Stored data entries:

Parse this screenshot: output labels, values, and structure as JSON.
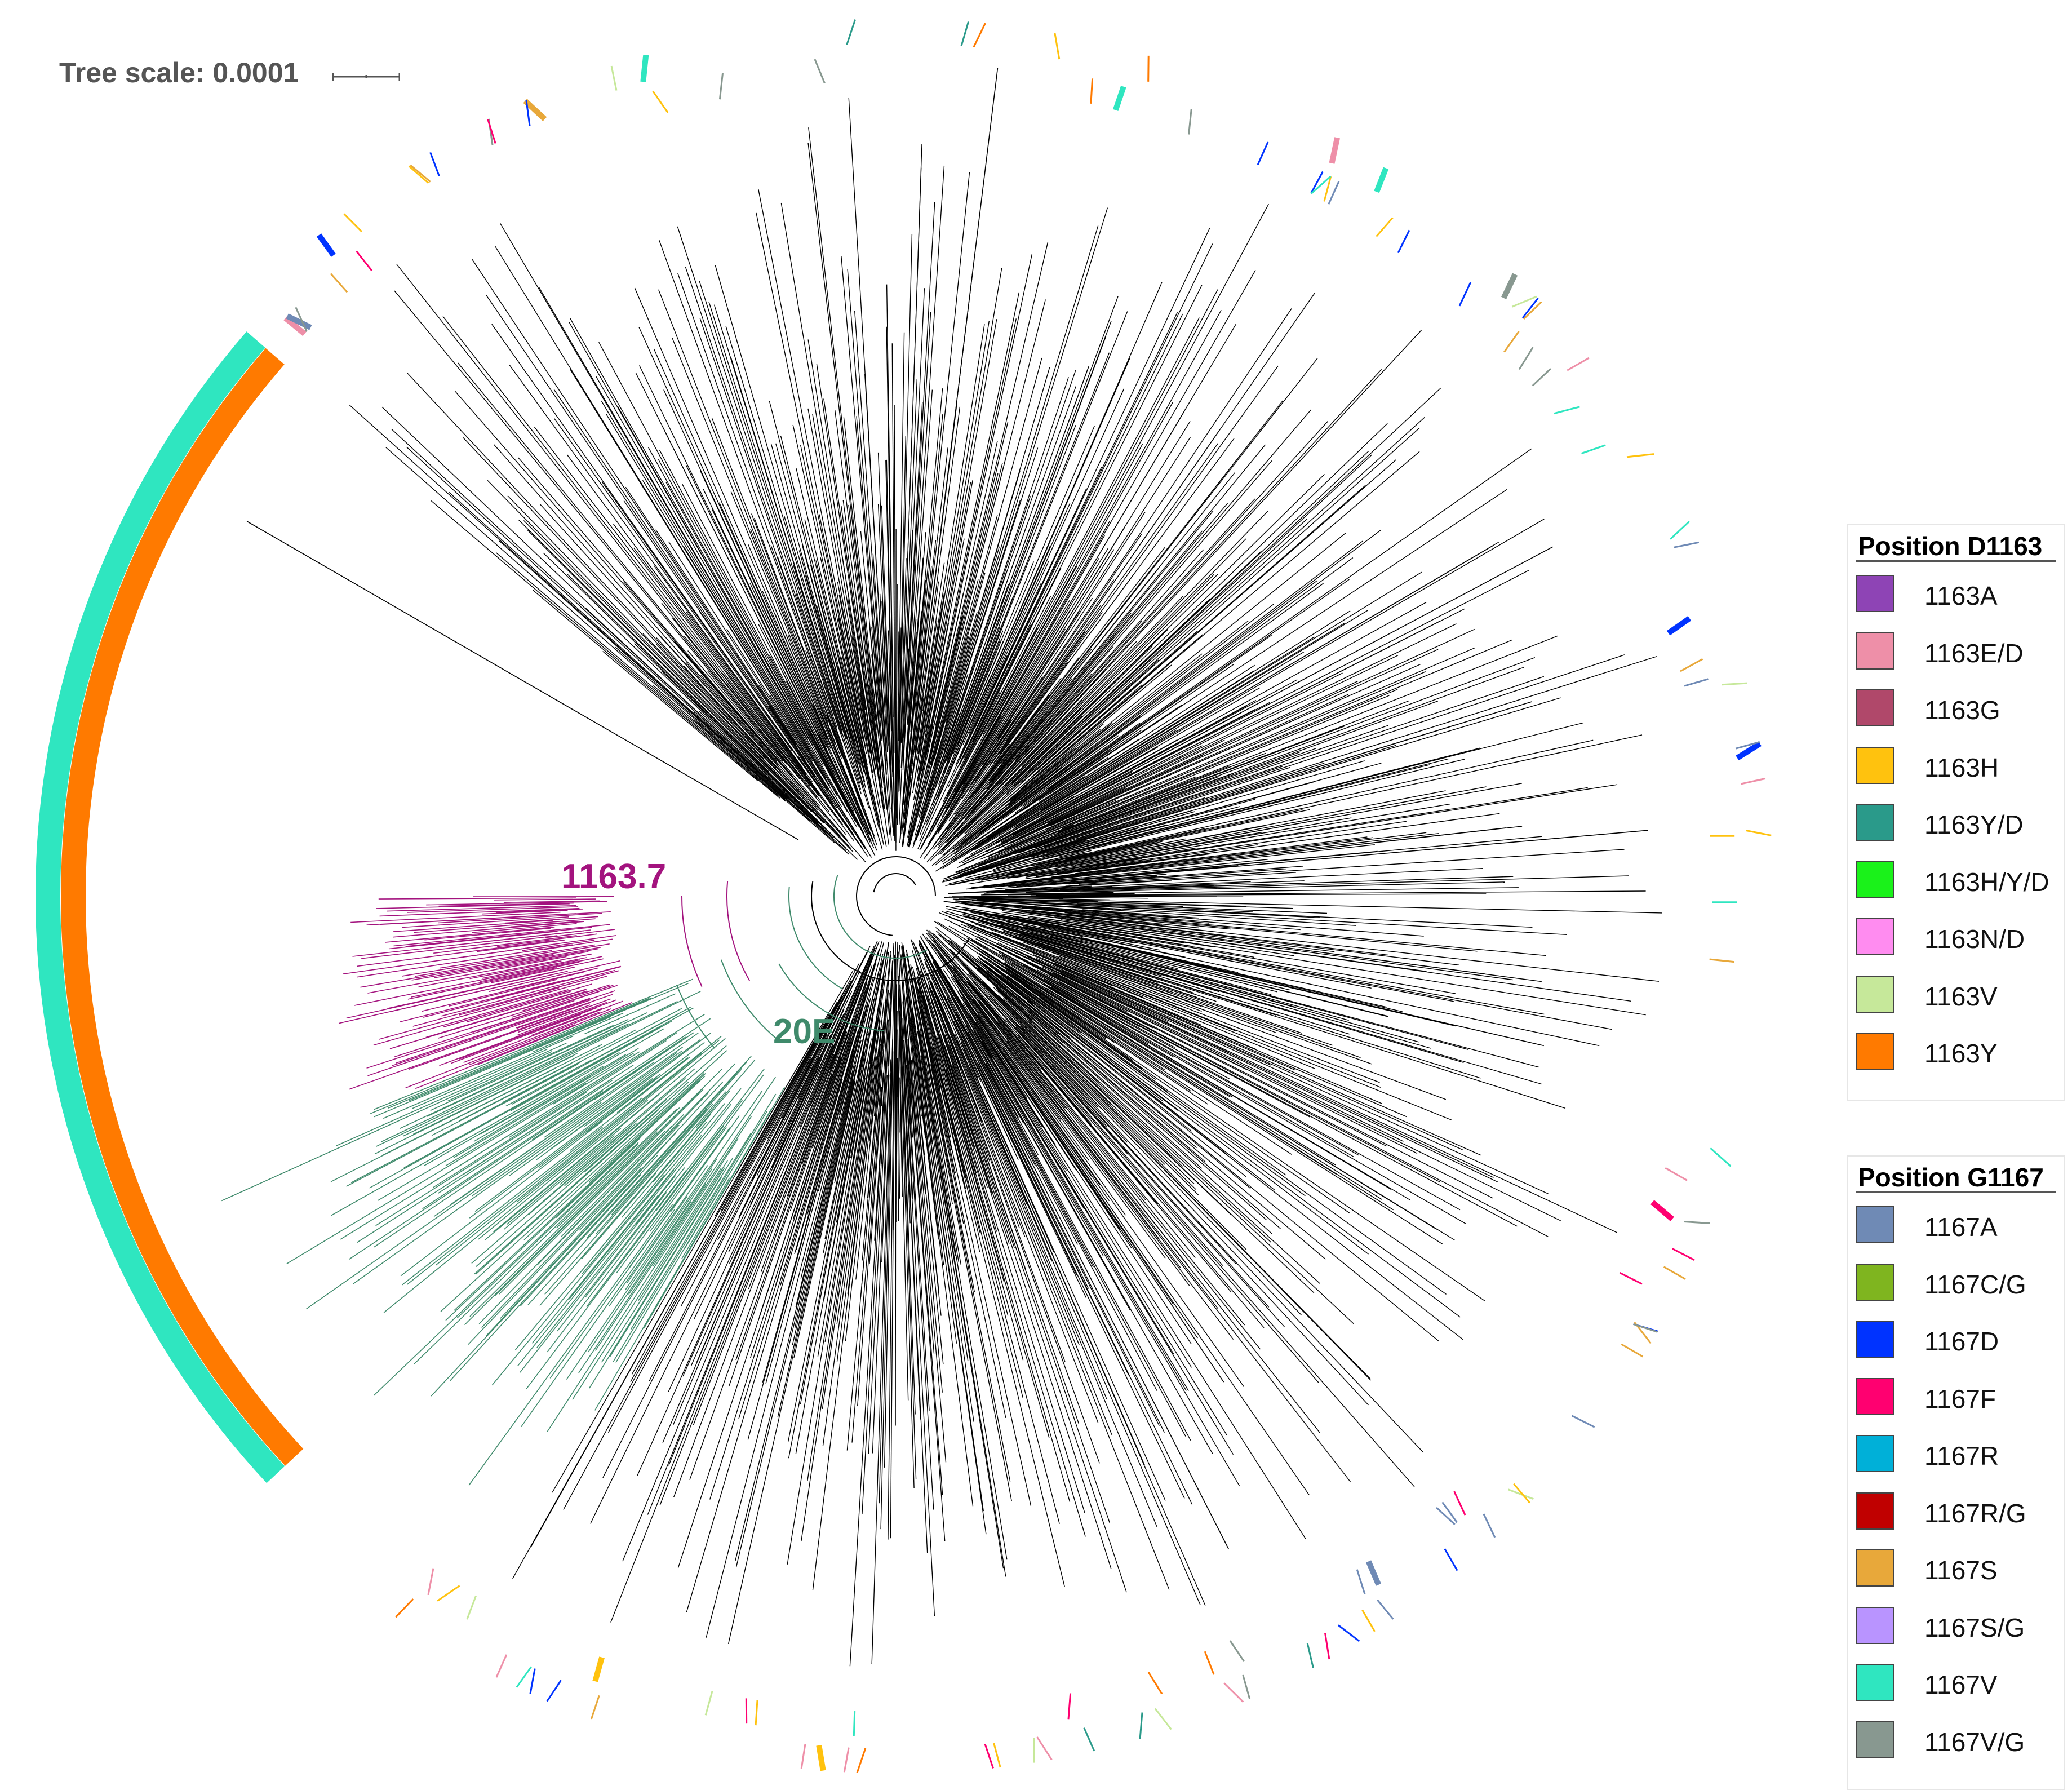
{
  "tree_scale": {
    "label": "Tree scale: 0.0001"
  },
  "clades": [
    {
      "label": "1163.7",
      "color": "#a3137e"
    },
    {
      "label": "20E",
      "color": "#3f8a6b"
    }
  ],
  "branch_colors": {
    "default": "#000000",
    "clade_1163_7": "#a3137e",
    "clade_20E": "#3f8a6b"
  },
  "legends": [
    {
      "title": "Position D1163",
      "items": [
        {
          "label": "1163A",
          "color": "#8e44b5"
        },
        {
          "label": "1163E/D",
          "color": "#ee8fa8"
        },
        {
          "label": "1163G",
          "color": "#b0486a"
        },
        {
          "label": "1163H",
          "color": "#ffc20e"
        },
        {
          "label": "1163Y/D",
          "color": "#2a9a8a"
        },
        {
          "label": "1163H/Y/D",
          "color": "#1af21a"
        },
        {
          "label": "1163N/D",
          "color": "#ff8cf0"
        },
        {
          "label": "1163V",
          "color": "#c6e89a"
        },
        {
          "label": "1163Y",
          "color": "#ff7a00"
        }
      ]
    },
    {
      "title": "Position G1167",
      "items": [
        {
          "label": "1167A",
          "color": "#6f8ab5"
        },
        {
          "label": "1167C/G",
          "color": "#7fb51f"
        },
        {
          "label": "1167D",
          "color": "#0033ff"
        },
        {
          "label": "1167F",
          "color": "#ff0070"
        },
        {
          "label": "1167R",
          "color": "#00b0d8"
        },
        {
          "label": "1167R/G",
          "color": "#c00000"
        },
        {
          "label": "1167S",
          "color": "#e8a83a"
        },
        {
          "label": "1167S/G",
          "color": "#b994ff"
        },
        {
          "label": "1167V",
          "color": "#2fe6c0"
        },
        {
          "label": "1167V/G",
          "color": "#889890"
        }
      ]
    }
  ]
}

#### Problem description:
Repeat the data in full and exactly. Omit pictures.

#### Response to this exercise:
Parse this screenshot: output labels, values, and structure as JSON.
{
  "tree_scale": {
    "label": "Tree scale: 0.0001"
  },
  "clades": [
    {
      "label": "1163.7",
      "color": "#a3137e"
    },
    {
      "label": "20E",
      "color": "#3f8a6b"
    }
  ],
  "branch_colors": {
    "default": "#000000",
    "clade_1163_7": "#a3137e",
    "clade_20E": "#3f8a6b"
  },
  "legends": [
    {
      "title": "Position D1163",
      "items": [
        {
          "label": "1163A",
          "color": "#8e44b5"
        },
        {
          "label": "1163E/D",
          "color": "#ee8fa8"
        },
        {
          "label": "1163G",
          "color": "#b0486a"
        },
        {
          "label": "1163H",
          "color": "#ffc20e"
        },
        {
          "label": "1163Y/D",
          "color": "#2a9a8a"
        },
        {
          "label": "1163H/Y/D",
          "color": "#1af21a"
        },
        {
          "label": "1163N/D",
          "color": "#ff8cf0"
        },
        {
          "label": "1163V",
          "color": "#c6e89a"
        },
        {
          "label": "1163Y",
          "color": "#ff7a00"
        }
      ]
    },
    {
      "title": "Position G1167",
      "items": [
        {
          "label": "1167A",
          "color": "#6f8ab5"
        },
        {
          "label": "1167C/G",
          "color": "#7fb51f"
        },
        {
          "label": "1167D",
          "color": "#0033ff"
        },
        {
          "label": "1167F",
          "color": "#ff0070"
        },
        {
          "label": "1167R",
          "color": "#00b0d8"
        },
        {
          "label": "1167R/G",
          "color": "#c00000"
        },
        {
          "label": "1167S",
          "color": "#e8a83a"
        },
        {
          "label": "1167S/G",
          "color": "#b994ff"
        },
        {
          "label": "1167V",
          "color": "#2fe6c0"
        },
        {
          "label": "1167V/G",
          "color": "#889890"
        }
      ]
    }
  ]
}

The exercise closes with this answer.